## Input rows
□ □ □ □ □

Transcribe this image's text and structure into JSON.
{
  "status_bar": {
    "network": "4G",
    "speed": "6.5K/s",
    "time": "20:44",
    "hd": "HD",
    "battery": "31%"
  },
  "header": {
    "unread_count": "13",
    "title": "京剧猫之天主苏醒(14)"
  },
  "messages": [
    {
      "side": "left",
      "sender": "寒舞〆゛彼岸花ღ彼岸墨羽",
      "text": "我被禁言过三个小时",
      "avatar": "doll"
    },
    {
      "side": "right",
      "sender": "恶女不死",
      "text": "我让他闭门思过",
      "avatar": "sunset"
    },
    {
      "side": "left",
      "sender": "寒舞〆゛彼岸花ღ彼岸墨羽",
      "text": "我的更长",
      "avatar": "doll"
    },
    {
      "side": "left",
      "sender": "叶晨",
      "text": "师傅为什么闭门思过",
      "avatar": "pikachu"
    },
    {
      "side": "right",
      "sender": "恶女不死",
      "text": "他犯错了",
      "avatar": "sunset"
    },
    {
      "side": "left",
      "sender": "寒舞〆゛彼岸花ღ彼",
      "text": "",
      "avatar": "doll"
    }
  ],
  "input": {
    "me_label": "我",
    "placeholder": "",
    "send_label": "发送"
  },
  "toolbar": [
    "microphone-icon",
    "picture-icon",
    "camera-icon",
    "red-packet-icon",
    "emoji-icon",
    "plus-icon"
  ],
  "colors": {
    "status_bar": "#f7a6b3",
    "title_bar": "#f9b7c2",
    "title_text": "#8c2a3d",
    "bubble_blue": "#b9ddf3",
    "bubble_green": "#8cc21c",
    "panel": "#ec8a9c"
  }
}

□ □ □ □ □

## What the task requires
Set down all of the data above, word for word.

## Solution to the exercise
Transcribe this image's text and structure into JSON.
{
  "status_bar": {
    "network": "4G",
    "speed": "6.5K/s",
    "time": "20:44",
    "hd": "HD",
    "battery": "31%"
  },
  "header": {
    "unread_count": "13",
    "title": "京剧猫之天主苏醒(14)"
  },
  "messages": [
    {
      "side": "left",
      "sender": "寒舞〆゛彼岸花ღ彼岸墨羽",
      "text": "我被禁言过三个小时",
      "avatar": "doll"
    },
    {
      "side": "right",
      "sender": "恶女不死",
      "text": "我让他闭门思过",
      "avatar": "sunset"
    },
    {
      "side": "left",
      "sender": "寒舞〆゛彼岸花ღ彼岸墨羽",
      "text": "我的更长",
      "avatar": "doll"
    },
    {
      "side": "left",
      "sender": "叶晨",
      "text": "师傅为什么闭门思过",
      "avatar": "pikachu"
    },
    {
      "side": "right",
      "sender": "恶女不死",
      "text": "他犯错了",
      "avatar": "sunset"
    },
    {
      "side": "left",
      "sender": "寒舞〆゛彼岸花ღ彼",
      "text": "",
      "avatar": "doll"
    }
  ],
  "input": {
    "me_label": "我",
    "placeholder": "",
    "send_label": "发送"
  },
  "toolbar": [
    "microphone-icon",
    "picture-icon",
    "camera-icon",
    "red-packet-icon",
    "emoji-icon",
    "plus-icon"
  ],
  "colors": {
    "status_bar": "#f7a6b3",
    "title_bar": "#f9b7c2",
    "title_text": "#8c2a3d",
    "bubble_blue": "#b9ddf3",
    "bubble_green": "#8cc21c",
    "panel": "#ec8a9c"
  }
}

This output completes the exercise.